### STATED PROBLEM
Locate every line that holds the string "name" and copy it.

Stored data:
◆ ◆ ◆ ◆ ◆
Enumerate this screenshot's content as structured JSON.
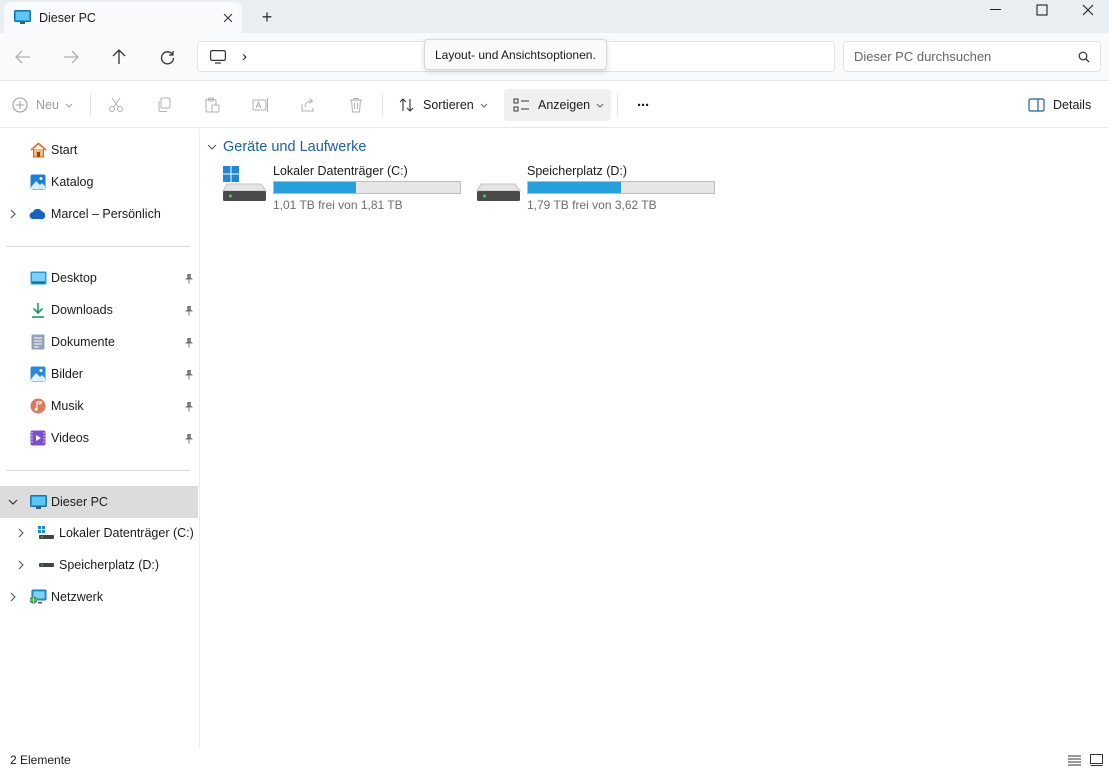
{
  "window": {
    "tab_title": "Dieser PC",
    "new_tab_symbol": "+"
  },
  "address": {
    "breadcrumb_separator": "›"
  },
  "search": {
    "placeholder": "Dieser PC durchsuchen"
  },
  "tooltip": {
    "text": "Layout- und Ansichtsoptionen."
  },
  "toolbar": {
    "new_label": "Neu",
    "sort_label": "Sortieren",
    "view_label": "Anzeigen",
    "more_label": "···",
    "details_label": "Details"
  },
  "sidebar": {
    "quick": [
      {
        "label": "Start",
        "icon": "home-icon"
      },
      {
        "label": "Katalog",
        "icon": "gallery-icon"
      },
      {
        "label": "Marcel – Persönlich",
        "icon": "onedrive-icon"
      }
    ],
    "pinned": [
      {
        "label": "Desktop",
        "icon": "desktop-icon"
      },
      {
        "label": "Downloads",
        "icon": "download-icon"
      },
      {
        "label": "Dokumente",
        "icon": "document-icon"
      },
      {
        "label": "Bilder",
        "icon": "pictures-icon"
      },
      {
        "label": "Musik",
        "icon": "music-icon"
      },
      {
        "label": "Videos",
        "icon": "videos-icon"
      }
    ],
    "tree": [
      {
        "label": "Dieser PC",
        "icon": "computer-icon"
      },
      {
        "label": "Lokaler Datenträger (C:)",
        "icon": "system-drive-icon"
      },
      {
        "label": "Speicherplatz (D:)",
        "icon": "drive-icon"
      },
      {
        "label": "Netzwerk",
        "icon": "network-icon"
      }
    ]
  },
  "content": {
    "group_title": "Geräte und Laufwerke",
    "drives": [
      {
        "name": "Lokaler Datenträger (C:)",
        "free_text": "1,01 TB frei von 1,81 TB",
        "used_fraction": 0.44
      },
      {
        "name": "Speicherplatz (D:)",
        "free_text": "1,79 TB frei von 3,62 TB",
        "used_fraction": 0.5
      }
    ]
  },
  "status": {
    "count": "2 Elemente"
  },
  "colors": {
    "accent": "#1c5faa",
    "drive_fill": "#26a0da",
    "selected_bg": "#dcdcdc"
  }
}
◆ ◆ ◆ ◆ ◆
### WRITTEN RESPONSE
        "name": "Lokaler Datenträger (C:)",
        "name": "Speicherplatz (D:)",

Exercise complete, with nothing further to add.